In the data below, find each line that contains the word "Indication" and copy it.

######

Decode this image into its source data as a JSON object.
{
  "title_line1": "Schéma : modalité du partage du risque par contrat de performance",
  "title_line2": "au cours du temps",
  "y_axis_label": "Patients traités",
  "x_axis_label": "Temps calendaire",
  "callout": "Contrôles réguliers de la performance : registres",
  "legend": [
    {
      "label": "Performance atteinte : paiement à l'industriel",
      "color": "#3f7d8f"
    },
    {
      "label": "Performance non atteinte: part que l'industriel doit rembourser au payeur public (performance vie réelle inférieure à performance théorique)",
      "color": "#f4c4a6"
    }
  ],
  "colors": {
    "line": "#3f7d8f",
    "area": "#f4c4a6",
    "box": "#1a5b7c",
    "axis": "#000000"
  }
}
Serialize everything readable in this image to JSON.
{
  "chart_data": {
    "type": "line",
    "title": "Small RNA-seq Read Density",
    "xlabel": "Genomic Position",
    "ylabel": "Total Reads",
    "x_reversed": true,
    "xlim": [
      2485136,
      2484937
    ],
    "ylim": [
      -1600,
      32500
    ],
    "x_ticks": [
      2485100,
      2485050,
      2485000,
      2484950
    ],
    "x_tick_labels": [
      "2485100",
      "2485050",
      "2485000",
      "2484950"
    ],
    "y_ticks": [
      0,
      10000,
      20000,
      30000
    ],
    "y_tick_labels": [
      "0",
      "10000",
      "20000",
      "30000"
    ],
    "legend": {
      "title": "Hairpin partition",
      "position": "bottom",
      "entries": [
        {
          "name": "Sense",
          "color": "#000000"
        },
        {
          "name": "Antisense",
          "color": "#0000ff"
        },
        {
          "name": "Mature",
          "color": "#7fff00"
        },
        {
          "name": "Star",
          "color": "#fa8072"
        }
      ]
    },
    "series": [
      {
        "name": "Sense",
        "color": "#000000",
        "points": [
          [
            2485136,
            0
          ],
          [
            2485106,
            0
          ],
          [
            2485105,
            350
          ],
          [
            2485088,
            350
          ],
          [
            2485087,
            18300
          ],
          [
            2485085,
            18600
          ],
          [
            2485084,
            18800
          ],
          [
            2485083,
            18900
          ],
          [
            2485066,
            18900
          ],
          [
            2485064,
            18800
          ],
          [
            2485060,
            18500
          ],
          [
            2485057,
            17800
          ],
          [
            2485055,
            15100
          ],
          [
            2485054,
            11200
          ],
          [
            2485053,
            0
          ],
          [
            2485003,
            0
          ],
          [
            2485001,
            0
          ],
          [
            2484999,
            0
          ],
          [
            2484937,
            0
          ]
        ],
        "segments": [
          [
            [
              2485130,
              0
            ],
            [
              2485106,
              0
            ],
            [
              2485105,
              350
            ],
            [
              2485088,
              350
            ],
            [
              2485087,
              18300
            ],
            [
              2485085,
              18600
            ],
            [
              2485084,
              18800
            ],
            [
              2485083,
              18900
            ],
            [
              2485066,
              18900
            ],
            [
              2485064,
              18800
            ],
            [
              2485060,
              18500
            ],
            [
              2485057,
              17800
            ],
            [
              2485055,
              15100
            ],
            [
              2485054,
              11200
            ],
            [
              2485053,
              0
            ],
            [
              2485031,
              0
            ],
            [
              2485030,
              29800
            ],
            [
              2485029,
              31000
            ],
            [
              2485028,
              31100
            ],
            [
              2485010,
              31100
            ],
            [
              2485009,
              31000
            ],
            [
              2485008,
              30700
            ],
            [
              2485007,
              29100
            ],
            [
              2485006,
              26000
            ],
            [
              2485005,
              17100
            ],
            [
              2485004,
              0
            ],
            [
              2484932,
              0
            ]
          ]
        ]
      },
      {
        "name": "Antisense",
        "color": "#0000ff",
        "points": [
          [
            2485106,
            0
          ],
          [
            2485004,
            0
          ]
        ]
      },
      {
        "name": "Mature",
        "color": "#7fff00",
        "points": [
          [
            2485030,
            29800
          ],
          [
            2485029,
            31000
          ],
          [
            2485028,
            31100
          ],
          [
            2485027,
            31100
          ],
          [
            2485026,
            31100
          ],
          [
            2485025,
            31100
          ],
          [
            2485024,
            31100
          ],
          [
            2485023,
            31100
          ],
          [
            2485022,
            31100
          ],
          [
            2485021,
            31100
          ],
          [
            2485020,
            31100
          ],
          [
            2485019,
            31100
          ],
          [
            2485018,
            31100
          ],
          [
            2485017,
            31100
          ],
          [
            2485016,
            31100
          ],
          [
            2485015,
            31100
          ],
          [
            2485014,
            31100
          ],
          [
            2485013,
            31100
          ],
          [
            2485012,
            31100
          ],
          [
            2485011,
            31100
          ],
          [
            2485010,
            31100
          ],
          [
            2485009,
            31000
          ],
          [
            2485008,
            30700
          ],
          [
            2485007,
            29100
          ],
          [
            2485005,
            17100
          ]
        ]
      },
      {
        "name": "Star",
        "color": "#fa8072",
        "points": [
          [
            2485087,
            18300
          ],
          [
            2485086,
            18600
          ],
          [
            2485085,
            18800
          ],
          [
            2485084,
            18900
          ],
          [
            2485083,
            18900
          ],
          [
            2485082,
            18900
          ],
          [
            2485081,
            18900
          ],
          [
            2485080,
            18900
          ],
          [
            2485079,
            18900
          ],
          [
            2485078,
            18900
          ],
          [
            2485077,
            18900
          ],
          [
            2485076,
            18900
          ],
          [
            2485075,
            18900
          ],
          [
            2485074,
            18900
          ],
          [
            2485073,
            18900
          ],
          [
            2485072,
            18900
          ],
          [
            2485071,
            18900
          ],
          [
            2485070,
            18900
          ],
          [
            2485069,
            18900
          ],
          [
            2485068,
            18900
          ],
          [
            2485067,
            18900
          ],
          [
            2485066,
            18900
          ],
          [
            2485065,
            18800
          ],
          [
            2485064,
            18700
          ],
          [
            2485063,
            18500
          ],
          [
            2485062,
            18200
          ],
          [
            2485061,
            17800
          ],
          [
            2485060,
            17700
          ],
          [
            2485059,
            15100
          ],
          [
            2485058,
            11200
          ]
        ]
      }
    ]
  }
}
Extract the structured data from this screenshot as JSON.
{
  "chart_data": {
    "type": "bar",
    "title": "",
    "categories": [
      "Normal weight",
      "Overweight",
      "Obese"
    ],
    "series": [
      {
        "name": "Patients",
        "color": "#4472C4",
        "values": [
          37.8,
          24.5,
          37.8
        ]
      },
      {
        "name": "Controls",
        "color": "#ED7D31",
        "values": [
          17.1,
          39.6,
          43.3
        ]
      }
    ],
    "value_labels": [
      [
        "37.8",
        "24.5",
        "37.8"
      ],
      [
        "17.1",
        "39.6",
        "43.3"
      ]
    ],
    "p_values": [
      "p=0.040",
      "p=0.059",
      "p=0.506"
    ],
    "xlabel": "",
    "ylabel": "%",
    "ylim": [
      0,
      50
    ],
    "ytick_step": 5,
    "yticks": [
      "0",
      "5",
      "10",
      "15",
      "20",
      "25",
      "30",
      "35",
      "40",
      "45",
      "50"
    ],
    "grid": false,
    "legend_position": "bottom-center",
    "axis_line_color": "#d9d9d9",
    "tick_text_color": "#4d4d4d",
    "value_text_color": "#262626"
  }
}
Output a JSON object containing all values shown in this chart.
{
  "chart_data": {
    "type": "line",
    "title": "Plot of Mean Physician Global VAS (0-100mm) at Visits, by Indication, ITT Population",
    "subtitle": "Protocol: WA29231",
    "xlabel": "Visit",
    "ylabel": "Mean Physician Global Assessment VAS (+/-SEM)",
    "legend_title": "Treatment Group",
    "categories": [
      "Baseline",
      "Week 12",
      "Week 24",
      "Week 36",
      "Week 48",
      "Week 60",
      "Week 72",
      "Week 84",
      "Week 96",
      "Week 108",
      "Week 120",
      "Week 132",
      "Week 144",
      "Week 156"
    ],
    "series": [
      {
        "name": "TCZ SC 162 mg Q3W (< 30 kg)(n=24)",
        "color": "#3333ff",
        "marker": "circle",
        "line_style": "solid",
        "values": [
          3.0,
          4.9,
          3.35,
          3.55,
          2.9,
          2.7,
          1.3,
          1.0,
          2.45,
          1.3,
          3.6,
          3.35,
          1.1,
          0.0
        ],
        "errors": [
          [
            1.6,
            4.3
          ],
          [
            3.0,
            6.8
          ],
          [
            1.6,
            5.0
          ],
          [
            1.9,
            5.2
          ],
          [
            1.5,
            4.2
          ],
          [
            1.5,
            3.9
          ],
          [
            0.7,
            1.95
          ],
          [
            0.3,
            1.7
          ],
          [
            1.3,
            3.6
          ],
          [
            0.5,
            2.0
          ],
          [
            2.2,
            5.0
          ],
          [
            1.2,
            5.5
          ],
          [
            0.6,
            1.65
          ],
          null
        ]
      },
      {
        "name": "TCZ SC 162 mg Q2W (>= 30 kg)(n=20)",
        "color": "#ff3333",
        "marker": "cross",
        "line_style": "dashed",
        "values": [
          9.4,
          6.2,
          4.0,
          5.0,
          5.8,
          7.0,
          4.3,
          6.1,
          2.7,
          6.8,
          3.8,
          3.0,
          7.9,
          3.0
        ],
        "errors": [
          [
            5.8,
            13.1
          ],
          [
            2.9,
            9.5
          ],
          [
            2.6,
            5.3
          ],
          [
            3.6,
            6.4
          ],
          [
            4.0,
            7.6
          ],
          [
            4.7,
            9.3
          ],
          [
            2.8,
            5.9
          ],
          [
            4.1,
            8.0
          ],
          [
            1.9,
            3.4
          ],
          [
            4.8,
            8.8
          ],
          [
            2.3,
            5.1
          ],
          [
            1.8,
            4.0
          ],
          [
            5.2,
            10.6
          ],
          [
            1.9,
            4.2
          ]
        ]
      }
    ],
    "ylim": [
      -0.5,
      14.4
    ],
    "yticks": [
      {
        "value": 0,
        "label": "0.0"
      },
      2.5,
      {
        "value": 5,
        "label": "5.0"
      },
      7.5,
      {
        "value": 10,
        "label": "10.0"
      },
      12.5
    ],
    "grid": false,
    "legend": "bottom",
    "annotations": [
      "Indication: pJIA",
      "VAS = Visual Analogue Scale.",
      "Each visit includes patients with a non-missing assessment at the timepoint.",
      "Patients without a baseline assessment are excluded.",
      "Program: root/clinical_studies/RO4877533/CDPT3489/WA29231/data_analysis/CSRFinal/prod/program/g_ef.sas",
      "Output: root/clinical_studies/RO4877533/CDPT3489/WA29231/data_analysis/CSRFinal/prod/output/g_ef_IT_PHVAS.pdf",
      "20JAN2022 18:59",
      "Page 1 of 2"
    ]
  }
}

######

Solution for this exercise:
    "title": "Plot of Mean Physician Global VAS (0-100mm) at Visits, by Indication, ITT Population",
      "Indication: pJIA",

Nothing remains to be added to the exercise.